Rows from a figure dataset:
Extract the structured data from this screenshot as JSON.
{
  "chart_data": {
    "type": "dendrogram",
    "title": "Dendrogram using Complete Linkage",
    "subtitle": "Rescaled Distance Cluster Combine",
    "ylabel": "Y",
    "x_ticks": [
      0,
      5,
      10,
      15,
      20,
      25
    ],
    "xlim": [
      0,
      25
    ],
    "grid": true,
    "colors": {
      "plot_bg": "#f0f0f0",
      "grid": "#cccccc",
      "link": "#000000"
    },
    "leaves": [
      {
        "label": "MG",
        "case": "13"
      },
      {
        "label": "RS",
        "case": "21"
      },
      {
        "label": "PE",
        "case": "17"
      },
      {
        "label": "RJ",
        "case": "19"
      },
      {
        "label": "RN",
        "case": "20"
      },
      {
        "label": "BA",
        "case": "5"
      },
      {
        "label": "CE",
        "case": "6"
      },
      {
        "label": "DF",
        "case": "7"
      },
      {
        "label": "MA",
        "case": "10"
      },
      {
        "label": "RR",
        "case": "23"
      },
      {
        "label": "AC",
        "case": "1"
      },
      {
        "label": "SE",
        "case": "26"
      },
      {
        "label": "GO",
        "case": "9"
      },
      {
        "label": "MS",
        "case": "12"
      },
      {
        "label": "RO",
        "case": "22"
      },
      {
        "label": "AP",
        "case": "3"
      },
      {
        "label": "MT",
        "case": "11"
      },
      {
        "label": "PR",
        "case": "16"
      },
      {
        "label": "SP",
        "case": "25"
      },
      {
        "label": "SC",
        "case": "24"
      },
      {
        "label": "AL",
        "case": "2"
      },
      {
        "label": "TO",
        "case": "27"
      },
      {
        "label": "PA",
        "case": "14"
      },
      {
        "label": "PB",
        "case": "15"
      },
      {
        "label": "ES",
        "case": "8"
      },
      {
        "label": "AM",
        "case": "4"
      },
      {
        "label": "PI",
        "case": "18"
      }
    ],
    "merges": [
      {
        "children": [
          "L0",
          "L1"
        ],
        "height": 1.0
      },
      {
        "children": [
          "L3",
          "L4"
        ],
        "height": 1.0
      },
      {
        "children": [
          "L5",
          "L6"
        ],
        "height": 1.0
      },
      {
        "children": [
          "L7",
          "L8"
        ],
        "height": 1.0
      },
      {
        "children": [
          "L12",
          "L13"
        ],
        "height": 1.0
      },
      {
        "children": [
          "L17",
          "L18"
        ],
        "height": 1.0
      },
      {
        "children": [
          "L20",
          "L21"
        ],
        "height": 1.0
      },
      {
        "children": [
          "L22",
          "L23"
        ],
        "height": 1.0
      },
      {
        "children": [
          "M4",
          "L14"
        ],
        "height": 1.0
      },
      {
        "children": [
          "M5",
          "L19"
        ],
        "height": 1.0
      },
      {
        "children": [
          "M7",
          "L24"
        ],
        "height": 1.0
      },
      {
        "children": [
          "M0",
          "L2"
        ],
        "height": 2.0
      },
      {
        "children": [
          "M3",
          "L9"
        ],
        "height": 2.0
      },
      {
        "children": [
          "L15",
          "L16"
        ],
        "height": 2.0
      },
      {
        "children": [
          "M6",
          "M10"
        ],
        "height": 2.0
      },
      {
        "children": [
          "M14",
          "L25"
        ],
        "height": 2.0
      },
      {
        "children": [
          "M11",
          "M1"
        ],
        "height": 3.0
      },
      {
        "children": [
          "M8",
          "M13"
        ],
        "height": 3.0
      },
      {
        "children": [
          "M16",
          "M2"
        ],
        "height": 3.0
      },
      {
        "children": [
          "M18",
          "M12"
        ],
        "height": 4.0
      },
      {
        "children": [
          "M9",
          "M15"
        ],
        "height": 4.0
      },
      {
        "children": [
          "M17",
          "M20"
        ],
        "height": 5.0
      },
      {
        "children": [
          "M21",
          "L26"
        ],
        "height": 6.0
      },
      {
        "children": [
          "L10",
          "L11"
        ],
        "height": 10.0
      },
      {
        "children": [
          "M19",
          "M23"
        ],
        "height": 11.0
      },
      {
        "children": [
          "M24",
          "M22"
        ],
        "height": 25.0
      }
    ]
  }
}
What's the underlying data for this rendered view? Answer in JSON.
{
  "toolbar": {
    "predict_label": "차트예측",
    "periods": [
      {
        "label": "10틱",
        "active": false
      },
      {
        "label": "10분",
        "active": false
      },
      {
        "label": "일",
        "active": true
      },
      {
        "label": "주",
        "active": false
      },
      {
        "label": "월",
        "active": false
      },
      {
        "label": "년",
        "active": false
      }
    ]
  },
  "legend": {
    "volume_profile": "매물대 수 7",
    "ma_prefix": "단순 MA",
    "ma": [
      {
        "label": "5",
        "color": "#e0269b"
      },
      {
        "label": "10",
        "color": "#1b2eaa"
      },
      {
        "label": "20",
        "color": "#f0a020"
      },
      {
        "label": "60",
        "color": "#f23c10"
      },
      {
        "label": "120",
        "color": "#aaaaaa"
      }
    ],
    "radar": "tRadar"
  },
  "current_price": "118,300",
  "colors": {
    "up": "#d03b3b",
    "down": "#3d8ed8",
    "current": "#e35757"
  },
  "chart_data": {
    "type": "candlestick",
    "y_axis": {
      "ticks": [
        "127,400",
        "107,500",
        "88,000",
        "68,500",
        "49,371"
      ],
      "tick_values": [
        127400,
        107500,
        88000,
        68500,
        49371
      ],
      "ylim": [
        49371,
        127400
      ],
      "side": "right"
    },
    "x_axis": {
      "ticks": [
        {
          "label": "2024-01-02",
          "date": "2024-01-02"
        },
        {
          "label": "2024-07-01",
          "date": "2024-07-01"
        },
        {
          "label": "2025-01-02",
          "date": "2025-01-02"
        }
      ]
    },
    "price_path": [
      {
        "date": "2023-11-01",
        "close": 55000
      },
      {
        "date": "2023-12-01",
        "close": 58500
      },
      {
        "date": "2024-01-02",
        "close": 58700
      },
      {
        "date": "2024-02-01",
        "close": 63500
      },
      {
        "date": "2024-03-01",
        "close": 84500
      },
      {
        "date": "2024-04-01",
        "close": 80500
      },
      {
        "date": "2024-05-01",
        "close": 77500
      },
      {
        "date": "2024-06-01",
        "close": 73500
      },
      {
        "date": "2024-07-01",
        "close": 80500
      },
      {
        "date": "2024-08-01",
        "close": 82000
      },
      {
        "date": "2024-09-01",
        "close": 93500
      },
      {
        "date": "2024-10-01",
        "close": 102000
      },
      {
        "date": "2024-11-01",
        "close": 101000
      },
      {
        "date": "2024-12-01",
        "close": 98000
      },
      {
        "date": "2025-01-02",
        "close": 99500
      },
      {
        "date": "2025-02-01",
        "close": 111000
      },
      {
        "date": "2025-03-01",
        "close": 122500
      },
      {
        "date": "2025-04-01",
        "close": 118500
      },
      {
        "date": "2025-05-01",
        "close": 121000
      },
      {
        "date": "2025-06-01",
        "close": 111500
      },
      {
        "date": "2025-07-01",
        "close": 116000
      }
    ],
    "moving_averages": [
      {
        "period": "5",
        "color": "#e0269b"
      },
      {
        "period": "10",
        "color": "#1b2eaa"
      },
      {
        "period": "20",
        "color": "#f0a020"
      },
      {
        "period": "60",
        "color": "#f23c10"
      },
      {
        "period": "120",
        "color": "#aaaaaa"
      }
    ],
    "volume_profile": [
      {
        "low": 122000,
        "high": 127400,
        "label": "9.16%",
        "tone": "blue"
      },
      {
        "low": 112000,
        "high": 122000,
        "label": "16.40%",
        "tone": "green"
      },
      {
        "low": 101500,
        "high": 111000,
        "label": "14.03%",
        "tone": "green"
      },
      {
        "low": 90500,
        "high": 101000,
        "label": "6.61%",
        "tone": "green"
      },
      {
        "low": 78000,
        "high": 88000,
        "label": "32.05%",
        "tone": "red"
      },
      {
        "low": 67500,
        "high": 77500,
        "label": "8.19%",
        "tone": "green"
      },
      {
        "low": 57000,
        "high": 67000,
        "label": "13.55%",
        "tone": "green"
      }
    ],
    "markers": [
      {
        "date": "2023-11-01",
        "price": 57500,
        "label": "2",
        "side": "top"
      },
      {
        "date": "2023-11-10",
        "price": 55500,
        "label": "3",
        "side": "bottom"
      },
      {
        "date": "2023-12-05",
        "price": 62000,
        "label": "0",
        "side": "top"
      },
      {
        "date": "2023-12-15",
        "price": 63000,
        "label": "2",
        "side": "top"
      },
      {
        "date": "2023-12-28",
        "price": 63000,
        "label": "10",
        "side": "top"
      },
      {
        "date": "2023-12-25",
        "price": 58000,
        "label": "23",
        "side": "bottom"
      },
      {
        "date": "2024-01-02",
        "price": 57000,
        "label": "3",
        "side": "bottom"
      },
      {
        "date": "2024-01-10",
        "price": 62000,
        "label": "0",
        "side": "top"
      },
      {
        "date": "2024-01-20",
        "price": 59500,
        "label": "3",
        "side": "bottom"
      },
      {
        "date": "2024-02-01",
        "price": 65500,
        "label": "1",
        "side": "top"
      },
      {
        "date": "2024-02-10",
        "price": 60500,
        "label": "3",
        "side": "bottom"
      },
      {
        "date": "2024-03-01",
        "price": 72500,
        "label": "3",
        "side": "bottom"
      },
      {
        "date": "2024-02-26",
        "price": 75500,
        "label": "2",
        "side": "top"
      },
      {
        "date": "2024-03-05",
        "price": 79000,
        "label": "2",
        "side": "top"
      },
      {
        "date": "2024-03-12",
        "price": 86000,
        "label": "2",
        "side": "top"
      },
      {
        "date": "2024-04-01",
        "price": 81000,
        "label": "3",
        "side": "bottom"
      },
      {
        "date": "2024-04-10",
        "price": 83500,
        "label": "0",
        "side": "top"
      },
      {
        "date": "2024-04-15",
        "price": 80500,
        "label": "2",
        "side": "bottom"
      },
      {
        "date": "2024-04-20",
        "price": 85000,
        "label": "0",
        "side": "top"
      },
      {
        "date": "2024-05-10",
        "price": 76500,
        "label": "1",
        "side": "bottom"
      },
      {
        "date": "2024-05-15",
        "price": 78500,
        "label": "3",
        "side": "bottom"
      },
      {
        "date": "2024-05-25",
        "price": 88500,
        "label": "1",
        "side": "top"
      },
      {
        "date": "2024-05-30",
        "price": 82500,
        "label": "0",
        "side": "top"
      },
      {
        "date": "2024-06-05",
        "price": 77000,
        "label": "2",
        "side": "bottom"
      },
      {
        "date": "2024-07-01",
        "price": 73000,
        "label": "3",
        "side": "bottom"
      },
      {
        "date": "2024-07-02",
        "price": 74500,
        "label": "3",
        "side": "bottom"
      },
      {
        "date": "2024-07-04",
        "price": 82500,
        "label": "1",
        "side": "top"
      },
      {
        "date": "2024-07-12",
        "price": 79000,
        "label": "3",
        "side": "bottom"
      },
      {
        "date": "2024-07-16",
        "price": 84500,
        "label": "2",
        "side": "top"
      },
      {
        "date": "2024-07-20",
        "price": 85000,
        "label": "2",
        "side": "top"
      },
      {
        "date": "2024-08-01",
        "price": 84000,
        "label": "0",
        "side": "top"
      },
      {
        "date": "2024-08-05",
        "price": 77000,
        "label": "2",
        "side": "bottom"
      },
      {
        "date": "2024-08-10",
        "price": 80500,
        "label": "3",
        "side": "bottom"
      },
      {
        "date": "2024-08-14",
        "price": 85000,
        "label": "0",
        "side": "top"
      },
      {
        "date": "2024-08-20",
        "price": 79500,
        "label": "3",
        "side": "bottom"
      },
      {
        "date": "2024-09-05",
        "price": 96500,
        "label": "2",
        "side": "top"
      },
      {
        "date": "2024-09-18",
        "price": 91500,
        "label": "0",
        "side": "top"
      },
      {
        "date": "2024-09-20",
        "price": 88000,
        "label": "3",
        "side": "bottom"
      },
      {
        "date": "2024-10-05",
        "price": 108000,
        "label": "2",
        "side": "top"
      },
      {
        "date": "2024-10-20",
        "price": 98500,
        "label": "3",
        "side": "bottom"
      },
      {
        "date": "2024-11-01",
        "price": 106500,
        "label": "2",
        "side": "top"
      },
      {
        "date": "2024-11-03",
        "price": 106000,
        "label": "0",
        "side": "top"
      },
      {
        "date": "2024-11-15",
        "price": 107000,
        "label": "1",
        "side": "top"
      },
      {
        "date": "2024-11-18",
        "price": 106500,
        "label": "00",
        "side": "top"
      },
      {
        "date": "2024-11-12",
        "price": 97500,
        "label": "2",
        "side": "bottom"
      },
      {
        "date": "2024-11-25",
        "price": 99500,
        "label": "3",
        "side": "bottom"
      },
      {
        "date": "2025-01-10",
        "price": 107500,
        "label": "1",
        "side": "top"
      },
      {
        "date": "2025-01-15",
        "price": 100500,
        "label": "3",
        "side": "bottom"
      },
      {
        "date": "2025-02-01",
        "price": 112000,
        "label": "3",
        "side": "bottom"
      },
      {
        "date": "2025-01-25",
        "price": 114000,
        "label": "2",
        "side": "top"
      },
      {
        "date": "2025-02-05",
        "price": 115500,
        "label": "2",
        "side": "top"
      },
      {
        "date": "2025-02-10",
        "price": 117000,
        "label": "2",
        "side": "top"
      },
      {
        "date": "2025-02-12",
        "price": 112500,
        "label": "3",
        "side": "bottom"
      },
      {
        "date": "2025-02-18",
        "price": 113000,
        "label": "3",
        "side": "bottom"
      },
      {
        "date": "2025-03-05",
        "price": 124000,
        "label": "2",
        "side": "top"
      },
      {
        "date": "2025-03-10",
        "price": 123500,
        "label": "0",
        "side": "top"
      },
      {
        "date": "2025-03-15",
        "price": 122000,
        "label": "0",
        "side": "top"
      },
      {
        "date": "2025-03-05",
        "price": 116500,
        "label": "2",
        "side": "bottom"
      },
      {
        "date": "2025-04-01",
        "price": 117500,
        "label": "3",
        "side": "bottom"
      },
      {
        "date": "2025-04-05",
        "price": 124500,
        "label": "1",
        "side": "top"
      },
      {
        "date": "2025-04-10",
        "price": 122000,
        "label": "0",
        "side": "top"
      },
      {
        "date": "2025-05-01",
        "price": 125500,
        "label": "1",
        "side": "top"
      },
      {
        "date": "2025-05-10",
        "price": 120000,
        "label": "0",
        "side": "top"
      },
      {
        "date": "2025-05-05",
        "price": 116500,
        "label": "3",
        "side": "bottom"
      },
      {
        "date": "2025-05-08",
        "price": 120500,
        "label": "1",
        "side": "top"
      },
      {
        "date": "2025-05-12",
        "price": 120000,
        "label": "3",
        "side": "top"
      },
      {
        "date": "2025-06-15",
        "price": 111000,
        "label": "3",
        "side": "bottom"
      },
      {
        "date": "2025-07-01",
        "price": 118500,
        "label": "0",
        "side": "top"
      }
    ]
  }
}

▸ **DIRECTIVE**
The word "high" may appear on some lines of these records; state how many such lines there are, and nothing else.

▸ **FINAL RESULT**
7